▸ **DATA TO USE**
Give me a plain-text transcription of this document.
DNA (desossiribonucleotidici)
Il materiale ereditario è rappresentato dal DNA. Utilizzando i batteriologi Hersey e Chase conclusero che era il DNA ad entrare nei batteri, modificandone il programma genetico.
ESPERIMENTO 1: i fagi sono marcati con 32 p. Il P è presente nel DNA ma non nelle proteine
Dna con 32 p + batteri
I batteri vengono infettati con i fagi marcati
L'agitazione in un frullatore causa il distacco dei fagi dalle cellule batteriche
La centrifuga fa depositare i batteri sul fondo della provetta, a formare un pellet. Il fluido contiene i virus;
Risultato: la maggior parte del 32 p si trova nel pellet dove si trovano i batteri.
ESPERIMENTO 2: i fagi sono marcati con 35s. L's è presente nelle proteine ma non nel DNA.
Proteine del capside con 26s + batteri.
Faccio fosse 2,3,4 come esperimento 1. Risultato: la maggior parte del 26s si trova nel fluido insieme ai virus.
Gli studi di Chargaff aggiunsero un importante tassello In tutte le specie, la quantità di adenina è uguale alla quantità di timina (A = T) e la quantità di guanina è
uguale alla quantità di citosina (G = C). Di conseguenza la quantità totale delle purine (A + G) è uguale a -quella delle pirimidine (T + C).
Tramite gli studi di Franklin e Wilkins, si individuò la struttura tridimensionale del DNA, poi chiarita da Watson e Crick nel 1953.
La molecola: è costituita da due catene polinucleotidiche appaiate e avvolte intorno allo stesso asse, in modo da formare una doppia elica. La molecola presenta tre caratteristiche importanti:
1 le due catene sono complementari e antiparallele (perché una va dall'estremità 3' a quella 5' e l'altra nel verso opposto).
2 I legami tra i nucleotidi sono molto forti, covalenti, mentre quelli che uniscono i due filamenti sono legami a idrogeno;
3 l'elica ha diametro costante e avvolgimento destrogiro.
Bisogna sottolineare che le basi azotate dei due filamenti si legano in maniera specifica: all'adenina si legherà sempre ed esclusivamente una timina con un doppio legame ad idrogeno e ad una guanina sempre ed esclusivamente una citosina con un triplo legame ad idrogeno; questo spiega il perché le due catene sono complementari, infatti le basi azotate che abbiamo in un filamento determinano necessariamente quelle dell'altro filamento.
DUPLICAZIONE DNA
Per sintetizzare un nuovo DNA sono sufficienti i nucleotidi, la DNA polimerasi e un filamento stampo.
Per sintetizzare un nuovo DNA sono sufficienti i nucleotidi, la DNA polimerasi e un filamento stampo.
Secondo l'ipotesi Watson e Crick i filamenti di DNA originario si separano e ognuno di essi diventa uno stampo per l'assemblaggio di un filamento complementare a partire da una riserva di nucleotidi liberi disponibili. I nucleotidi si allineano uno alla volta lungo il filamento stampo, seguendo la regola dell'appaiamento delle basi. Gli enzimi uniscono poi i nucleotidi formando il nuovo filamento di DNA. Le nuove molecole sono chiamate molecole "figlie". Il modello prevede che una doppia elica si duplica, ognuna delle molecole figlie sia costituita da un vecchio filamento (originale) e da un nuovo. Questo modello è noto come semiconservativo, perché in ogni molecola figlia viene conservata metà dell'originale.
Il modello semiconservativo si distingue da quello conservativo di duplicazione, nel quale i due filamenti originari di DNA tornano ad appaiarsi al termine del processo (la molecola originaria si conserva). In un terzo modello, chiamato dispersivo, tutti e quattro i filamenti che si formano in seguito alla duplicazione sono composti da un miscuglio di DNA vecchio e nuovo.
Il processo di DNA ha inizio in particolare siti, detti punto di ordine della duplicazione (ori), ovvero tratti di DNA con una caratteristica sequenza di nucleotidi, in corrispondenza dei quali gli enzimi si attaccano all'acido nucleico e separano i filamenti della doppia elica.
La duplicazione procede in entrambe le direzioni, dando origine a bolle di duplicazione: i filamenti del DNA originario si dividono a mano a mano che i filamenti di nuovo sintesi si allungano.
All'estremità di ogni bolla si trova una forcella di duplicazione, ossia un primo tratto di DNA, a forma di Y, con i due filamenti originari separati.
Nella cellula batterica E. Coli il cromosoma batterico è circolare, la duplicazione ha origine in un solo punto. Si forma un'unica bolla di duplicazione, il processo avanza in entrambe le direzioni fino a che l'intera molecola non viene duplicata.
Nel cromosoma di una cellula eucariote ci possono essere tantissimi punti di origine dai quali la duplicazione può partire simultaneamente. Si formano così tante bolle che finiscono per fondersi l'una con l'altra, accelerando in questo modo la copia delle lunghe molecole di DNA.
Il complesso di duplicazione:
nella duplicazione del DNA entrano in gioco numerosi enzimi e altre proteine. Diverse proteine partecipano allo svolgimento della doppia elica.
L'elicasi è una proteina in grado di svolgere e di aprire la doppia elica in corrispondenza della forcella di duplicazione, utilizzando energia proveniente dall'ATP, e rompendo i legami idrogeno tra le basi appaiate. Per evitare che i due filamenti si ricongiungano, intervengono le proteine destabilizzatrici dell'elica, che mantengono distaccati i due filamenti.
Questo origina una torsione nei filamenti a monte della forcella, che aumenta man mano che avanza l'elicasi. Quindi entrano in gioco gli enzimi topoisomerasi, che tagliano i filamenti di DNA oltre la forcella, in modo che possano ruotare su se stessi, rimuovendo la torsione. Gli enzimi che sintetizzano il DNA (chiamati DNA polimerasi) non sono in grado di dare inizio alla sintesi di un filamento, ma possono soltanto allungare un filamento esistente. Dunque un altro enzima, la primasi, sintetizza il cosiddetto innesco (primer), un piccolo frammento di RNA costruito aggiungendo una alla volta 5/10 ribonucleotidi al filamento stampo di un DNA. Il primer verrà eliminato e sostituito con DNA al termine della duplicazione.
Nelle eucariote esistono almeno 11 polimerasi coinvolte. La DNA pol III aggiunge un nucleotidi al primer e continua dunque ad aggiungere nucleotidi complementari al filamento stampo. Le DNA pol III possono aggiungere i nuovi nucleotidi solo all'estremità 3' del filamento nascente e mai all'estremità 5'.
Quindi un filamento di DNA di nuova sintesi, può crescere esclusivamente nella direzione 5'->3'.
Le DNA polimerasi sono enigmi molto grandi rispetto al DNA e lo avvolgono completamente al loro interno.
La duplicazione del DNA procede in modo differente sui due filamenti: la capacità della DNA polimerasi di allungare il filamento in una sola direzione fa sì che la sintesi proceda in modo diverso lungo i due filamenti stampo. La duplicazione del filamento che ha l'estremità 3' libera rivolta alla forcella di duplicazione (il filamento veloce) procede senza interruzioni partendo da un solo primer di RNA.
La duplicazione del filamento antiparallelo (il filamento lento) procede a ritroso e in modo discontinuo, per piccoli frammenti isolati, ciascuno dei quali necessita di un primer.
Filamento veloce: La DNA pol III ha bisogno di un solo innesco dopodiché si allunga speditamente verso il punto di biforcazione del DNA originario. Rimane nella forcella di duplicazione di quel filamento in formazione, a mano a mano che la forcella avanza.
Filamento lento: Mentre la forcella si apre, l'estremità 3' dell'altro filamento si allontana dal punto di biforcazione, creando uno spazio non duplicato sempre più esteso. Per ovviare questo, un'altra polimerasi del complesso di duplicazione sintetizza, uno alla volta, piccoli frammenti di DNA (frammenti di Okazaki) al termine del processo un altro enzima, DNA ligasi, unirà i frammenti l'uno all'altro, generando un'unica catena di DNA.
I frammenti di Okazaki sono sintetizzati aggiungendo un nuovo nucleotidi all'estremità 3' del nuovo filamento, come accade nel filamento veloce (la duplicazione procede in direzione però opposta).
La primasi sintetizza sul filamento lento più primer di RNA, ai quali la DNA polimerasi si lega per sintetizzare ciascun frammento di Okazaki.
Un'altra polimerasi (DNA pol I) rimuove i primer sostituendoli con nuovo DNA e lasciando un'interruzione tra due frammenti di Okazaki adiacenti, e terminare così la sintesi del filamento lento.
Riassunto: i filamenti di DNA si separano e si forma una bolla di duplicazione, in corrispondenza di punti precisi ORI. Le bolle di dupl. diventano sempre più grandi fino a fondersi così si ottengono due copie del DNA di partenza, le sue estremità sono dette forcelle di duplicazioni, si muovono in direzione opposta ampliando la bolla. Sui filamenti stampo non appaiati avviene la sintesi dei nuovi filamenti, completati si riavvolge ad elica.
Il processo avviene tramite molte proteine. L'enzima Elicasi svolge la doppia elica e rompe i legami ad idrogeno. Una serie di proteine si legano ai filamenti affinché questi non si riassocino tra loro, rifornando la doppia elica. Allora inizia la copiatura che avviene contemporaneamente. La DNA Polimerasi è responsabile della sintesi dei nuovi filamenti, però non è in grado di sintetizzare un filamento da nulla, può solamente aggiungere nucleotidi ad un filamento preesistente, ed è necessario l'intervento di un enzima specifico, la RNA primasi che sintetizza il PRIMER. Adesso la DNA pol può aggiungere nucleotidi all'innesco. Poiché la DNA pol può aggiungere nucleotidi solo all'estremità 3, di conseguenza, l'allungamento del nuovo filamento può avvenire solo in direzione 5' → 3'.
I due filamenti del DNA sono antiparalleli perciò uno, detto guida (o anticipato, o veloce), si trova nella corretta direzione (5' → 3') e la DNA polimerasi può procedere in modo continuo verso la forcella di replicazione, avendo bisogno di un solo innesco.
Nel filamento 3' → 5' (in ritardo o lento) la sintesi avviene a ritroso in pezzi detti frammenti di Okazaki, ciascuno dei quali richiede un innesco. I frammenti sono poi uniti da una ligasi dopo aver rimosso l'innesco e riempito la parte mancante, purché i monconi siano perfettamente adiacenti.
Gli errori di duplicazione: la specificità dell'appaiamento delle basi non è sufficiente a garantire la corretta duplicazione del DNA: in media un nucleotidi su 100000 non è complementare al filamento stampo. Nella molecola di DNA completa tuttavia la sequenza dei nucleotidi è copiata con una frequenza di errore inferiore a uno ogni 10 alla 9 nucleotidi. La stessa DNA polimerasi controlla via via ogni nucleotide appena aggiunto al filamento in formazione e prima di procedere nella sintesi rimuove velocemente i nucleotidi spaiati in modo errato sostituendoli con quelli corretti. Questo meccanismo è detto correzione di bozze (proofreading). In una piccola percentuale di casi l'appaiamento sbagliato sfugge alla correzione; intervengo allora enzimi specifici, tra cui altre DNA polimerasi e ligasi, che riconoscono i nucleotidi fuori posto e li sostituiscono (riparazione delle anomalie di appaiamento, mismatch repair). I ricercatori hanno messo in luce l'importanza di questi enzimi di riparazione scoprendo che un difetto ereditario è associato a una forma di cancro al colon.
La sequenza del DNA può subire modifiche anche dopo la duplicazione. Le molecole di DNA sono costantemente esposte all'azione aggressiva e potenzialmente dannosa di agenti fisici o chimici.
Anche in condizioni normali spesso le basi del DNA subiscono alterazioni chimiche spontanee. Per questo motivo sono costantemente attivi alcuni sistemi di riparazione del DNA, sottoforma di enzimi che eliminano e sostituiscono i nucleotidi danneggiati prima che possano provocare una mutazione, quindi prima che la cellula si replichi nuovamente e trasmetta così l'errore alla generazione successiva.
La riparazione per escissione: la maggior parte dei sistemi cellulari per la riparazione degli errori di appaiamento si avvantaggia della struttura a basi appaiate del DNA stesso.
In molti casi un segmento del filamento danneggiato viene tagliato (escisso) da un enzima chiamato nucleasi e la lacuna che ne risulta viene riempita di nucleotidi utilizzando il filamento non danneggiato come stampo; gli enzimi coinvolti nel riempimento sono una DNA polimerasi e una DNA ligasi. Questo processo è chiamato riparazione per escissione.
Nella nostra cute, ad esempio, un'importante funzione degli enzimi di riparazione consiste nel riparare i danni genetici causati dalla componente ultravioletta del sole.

▸ **ACTIVITY**
Say how many lines in the records hold the word "adiacenti", giving the number by itself.

▸ **RESPONSE AREA**
2